Copy out the listing exactly.

Source data:
###

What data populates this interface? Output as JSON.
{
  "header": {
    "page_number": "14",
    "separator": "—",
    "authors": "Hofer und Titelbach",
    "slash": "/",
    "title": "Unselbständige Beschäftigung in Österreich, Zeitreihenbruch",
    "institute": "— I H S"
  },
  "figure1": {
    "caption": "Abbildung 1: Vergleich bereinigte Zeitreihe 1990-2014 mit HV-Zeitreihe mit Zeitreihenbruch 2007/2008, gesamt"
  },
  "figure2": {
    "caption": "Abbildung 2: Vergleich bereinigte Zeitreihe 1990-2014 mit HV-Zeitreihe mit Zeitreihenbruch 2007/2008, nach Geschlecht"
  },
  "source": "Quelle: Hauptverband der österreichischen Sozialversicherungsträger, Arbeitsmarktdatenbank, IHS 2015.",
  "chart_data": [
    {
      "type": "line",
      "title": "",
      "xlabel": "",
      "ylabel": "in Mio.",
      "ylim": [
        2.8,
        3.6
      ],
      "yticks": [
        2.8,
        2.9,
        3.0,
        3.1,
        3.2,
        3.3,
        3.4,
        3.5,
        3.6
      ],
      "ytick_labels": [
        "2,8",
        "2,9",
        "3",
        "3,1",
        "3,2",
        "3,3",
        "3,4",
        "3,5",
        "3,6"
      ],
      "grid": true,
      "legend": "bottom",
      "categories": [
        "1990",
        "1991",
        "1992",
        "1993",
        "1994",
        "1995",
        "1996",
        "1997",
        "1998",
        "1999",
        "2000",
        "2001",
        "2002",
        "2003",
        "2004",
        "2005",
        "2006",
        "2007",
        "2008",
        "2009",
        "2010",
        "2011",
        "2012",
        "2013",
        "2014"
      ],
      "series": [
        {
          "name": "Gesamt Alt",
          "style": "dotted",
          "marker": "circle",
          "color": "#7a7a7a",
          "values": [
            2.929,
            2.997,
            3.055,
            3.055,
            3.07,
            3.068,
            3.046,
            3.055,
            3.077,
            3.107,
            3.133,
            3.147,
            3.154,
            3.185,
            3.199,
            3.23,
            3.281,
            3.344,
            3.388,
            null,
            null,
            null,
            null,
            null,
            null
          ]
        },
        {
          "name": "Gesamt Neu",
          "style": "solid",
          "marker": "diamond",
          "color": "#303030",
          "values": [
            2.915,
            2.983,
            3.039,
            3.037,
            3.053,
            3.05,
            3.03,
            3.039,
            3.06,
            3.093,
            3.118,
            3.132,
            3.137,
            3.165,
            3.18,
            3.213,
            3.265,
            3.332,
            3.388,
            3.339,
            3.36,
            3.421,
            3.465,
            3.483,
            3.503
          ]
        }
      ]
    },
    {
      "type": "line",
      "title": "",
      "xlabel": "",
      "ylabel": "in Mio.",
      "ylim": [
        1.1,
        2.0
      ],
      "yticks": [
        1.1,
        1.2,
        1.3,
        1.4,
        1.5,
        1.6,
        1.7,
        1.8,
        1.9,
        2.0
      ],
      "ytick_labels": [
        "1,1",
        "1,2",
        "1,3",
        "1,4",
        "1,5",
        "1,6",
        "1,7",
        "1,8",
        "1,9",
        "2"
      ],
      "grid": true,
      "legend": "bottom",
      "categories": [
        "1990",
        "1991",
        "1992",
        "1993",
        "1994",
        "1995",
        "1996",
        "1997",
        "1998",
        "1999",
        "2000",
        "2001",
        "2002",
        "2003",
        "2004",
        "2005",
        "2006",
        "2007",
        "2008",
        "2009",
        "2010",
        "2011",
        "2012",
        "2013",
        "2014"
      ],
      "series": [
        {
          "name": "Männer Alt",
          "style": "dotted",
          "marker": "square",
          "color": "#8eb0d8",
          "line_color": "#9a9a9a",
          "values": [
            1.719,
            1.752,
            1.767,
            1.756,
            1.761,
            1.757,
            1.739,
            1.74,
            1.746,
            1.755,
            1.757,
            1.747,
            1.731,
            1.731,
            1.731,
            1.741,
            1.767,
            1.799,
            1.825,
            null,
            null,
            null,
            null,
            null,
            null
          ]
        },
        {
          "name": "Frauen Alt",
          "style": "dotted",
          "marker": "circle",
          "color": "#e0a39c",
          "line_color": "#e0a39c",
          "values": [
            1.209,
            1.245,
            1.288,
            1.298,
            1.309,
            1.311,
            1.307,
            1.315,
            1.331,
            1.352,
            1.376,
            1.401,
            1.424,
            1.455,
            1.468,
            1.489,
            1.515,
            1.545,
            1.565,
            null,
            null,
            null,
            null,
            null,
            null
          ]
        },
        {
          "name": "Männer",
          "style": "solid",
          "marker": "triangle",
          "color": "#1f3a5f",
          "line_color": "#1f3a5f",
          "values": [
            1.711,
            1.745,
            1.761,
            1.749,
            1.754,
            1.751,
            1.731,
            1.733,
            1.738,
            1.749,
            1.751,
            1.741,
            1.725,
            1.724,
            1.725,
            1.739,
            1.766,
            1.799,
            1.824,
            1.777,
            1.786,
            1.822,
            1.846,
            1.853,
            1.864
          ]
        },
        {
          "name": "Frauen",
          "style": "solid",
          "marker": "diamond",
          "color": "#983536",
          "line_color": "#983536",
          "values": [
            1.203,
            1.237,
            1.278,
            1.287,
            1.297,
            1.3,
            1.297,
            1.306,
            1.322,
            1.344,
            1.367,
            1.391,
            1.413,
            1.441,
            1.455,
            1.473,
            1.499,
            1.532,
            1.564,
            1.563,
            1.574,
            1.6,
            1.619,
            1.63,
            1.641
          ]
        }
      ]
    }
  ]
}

###

Result:
What data populates this interface? Output as JSON.
{
  "header": {
    "page_number": "14",
    "separator": "—",
    "authors": "Hofer und Titelbach",
    "slash": "/",
    "title": "Unselbständige Beschäftigung in Österreich, Zeitreihenbruch",
    "institute": "— I H S"
  },
  "figure1": {
    "caption": "Abbildung 1: Vergleich bereinigte Zeitreihe 1990-2014 mit HV-Zeitreihe mit Zeitreihenbruch 2007/2008, gesamt"
  },
  "figure2": {
    "caption": "Abbildung 2: Vergleich bereinigte Zeitreihe 1990-2014 mit HV-Zeitreihe mit Zeitreihenbruch 2007/2008, nach Geschlecht"
  },
  "source": "Quelle: Hauptverband der österreichischen Sozialversicherungsträger, Arbeitsmarktdatenbank, IHS 2015.",
  "chart_data": [
    {
      "type": "line",
      "title": "",
      "xlabel": "",
      "ylabel": "in Mio.",
      "ylim": [
        2.8,
        3.6
      ],
      "yticks": [
        2.8,
        2.9,
        3.0,
        3.1,
        3.2,
        3.3,
        3.4,
        3.5,
        3.6
      ],
      "ytick_labels": [
        "2,8",
        "2,9",
        "3",
        "3,1",
        "3,2",
        "3,3",
        "3,4",
        "3,5",
        "3,6"
      ],
      "grid": true,
      "legend": "bottom",
      "categories": [
        "1990",
        "1991",
        "1992",
        "1993",
        "1994",
        "1995",
        "1996",
        "1997",
        "1998",
        "1999",
        "2000",
        "2001",
        "2002",
        "2003",
        "2004",
        "2005",
        "2006",
        "2007",
        "2008",
        "2009",
        "2010",
        "2011",
        "2012",
        "2013",
        "2014"
      ],
      "series": [
        {
          "name": "Gesamt Alt",
          "style": "dotted",
          "marker": "circle",
          "color": "#7a7a7a",
          "values": [
            2.929,
            2.997,
            3.055,
            3.055,
            3.07,
            3.068,
            3.046,
            3.055,
            3.077,
            3.107,
            3.133,
            3.147,
            3.154,
            3.185,
            3.199,
            3.23,
            3.281,
            3.344,
            3.388,
            null,
            null,
            null,
            null,
            null,
            null
          ]
        },
        {
          "name": "Gesamt Neu",
          "style": "solid",
          "marker": "diamond",
          "color": "#303030",
          "values": [
            2.915,
            2.983,
            3.039,
            3.037,
            3.053,
            3.05,
            3.03,
            3.039,
            3.06,
            3.093,
            3.118,
            3.132,
            3.137,
            3.165,
            3.18,
            3.213,
            3.265,
            3.332,
            3.388,
            3.339,
            3.36,
            3.421,
            3.465,
            3.483,
            3.503
          ]
        }
      ]
    },
    {
      "type": "line",
      "title": "",
      "xlabel": "",
      "ylabel": "in Mio.",
      "ylim": [
        1.1,
        2.0
      ],
      "yticks": [
        1.1,
        1.2,
        1.3,
        1.4,
        1.5,
        1.6,
        1.7,
        1.8,
        1.9,
        2.0
      ],
      "ytick_labels": [
        "1,1",
        "1,2",
        "1,3",
        "1,4",
        "1,5",
        "1,6",
        "1,7",
        "1,8",
        "1,9",
        "2"
      ],
      "grid": true,
      "legend": "bottom",
      "categories": [
        "1990",
        "1991",
        "1992",
        "1993",
        "1994",
        "1995",
        "1996",
        "1997",
        "1998",
        "1999",
        "2000",
        "2001",
        "2002",
        "2003",
        "2004",
        "2005",
        "2006",
        "2007",
        "2008",
        "2009",
        "2010",
        "2011",
        "2012",
        "2013",
        "2014"
      ],
      "series": [
        {
          "name": "Männer Alt",
          "style": "dotted",
          "marker": "square",
          "color": "#8eb0d8",
          "line_color": "#9a9a9a",
          "values": [
            1.719,
            1.752,
            1.767,
            1.756,
            1.761,
            1.757,
            1.739,
            1.74,
            1.746,
            1.755,
            1.757,
            1.747,
            1.731,
            1.731,
            1.731,
            1.741,
            1.767,
            1.799,
            1.825,
            null,
            null,
            null,
            null,
            null,
            null
          ]
        },
        {
          "name": "Frauen Alt",
          "style": "dotted",
          "marker": "circle",
          "color": "#e0a39c",
          "line_color": "#e0a39c",
          "values": [
            1.209,
            1.245,
            1.288,
            1.298,
            1.309,
            1.311,
            1.307,
            1.315,
            1.331,
            1.352,
            1.376,
            1.401,
            1.424,
            1.455,
            1.468,
            1.489,
            1.515,
            1.545,
            1.565,
            null,
            null,
            null,
            null,
            null,
            null
          ]
        },
        {
          "name": "Männer",
          "style": "solid",
          "marker": "triangle",
          "color": "#1f3a5f",
          "line_color": "#1f3a5f",
          "values": [
            1.711,
            1.745,
            1.761,
            1.749,
            1.754,
            1.751,
            1.731,
            1.733,
            1.738,
            1.749,
            1.751,
            1.741,
            1.725,
            1.724,
            1.725,
            1.739,
            1.766,
            1.799,
            1.824,
            1.777,
            1.786,
            1.822,
            1.846,
            1.853,
            1.864
          ]
        },
        {
          "name": "Frauen",
          "style": "solid",
          "marker": "diamond",
          "color": "#983536",
          "line_color": "#983536",
          "values": [
            1.203,
            1.237,
            1.278,
            1.287,
            1.297,
            1.3,
            1.297,
            1.306,
            1.322,
            1.344,
            1.367,
            1.391,
            1.413,
            1.441,
            1.455,
            1.473,
            1.499,
            1.532,
            1.564,
            1.563,
            1.574,
            1.6,
            1.619,
            1.63,
            1.641
          ]
        }
      ]
    }
  ]
}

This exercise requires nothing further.